Supplied material:

━━━━━━

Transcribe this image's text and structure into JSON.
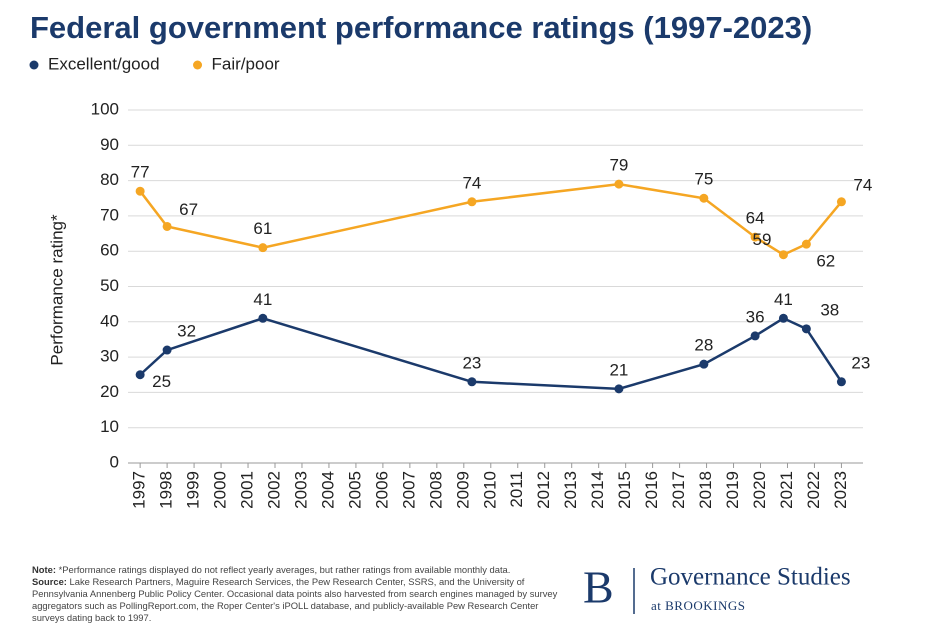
{
  "chart_data": {
    "type": "line",
    "title": "Federal government performance ratings (1997-2023)",
    "y_label": "Performance rating*",
    "x": [
      1997,
      1998,
      2001.55,
      2009.3,
      2014.75,
      2017.9,
      2019.8,
      2020.85,
      2021.7,
      2023
    ],
    "series": [
      {
        "name": "Excellent/good",
        "color": "#1b3a6b",
        "values": [
          25,
          32,
          41,
          23,
          21,
          28,
          36,
          41,
          38,
          23
        ]
      },
      {
        "name": "Fair/poor",
        "color": "#f5a623",
        "values": [
          77,
          67,
          61,
          74,
          79,
          75,
          64,
          59,
          62,
          74
        ]
      }
    ],
    "xlim": [
      1996.55,
      2023.8
    ],
    "xticks": [
      1997,
      1998,
      1999,
      2000,
      2001,
      2002,
      2003,
      2004,
      2005,
      2006,
      2007,
      2008,
      2009,
      2010,
      2011,
      2012,
      2013,
      2014,
      2015,
      2016,
      2017,
      2018,
      2019,
      2020,
      2021,
      2022,
      2023
    ],
    "ylim": [
      0,
      100
    ],
    "yticks": [
      0,
      10,
      20,
      30,
      40,
      50,
      60,
      70,
      80,
      90,
      100
    ],
    "grid": true,
    "legend": "top-left"
  },
  "footer": {
    "note_label": "Note:",
    "note": "*Performance ratings displayed do not reflect yearly averages, but rather ratings from available monthly data.",
    "source_label": "Source:",
    "source": "Lake Research Partners, Maguire Research Services, the Pew Research Center, SSRS, and the University of Pennsylvania Annenberg Public Policy Center. Occasional data points also harvested from search engines managed by survey aggregators such as PollingReport.com, the Roper Center's iPOLL database, and publicly-available Pew Research Center surveys dating back to 1997.",
    "logo_letter": "B",
    "logo_title": "Governance Studies",
    "logo_sub": "at BROOKINGS"
  }
}
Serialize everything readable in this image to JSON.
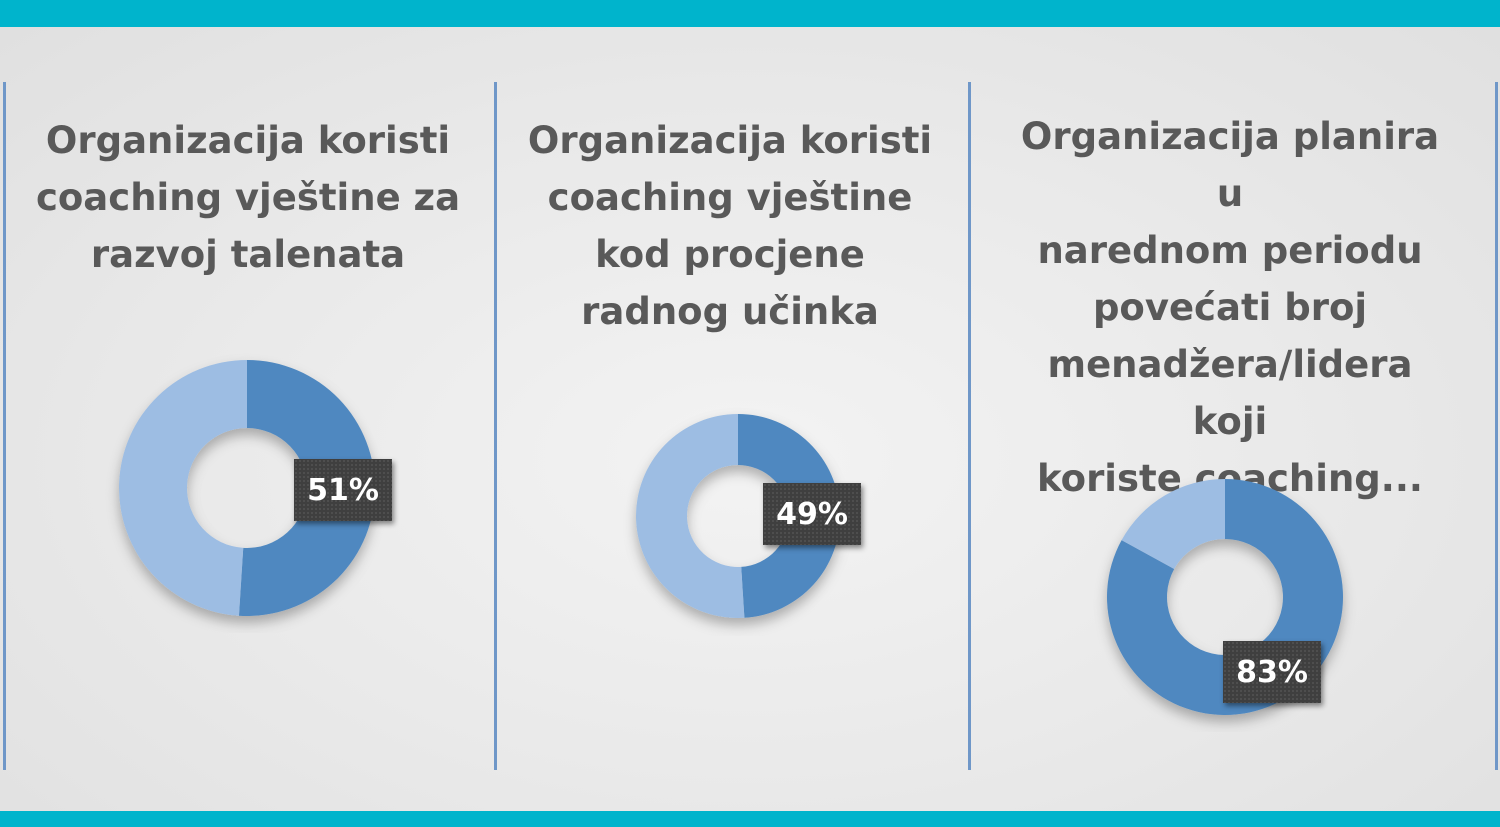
{
  "theme": {
    "band_color": "#00b4cc",
    "divider_color": "#6f97c8",
    "series_primary": "#4f88c0",
    "series_secondary": "#9dbde3",
    "title_color": "#595959",
    "label_bg": "#3f3f3f"
  },
  "chart_data": [
    {
      "type": "pie",
      "title": "Organizacija koristi\ncoaching vještine za\nrazvoj talenata",
      "slices": [
        {
          "value": 51,
          "label": "51%"
        },
        {
          "value": 49,
          "label": ""
        }
      ]
    },
    {
      "type": "pie",
      "title": "Organizacija koristi\ncoaching vještine\nkod procjene\nradnog učinka",
      "slices": [
        {
          "value": 49,
          "label": "49%"
        },
        {
          "value": 51,
          "label": ""
        }
      ]
    },
    {
      "type": "pie",
      "title": "Organizacija planira u\nnarednom periodu\npovećati broj\nmenadžera/lidera koji\nkoriste coaching...",
      "slices": [
        {
          "value": 83,
          "label": "83%"
        },
        {
          "value": 17,
          "label": ""
        }
      ]
    }
  ]
}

━━━━━━

Short problem: Provide the number of lines containing the string "from", with no other output.

Worked solution: 2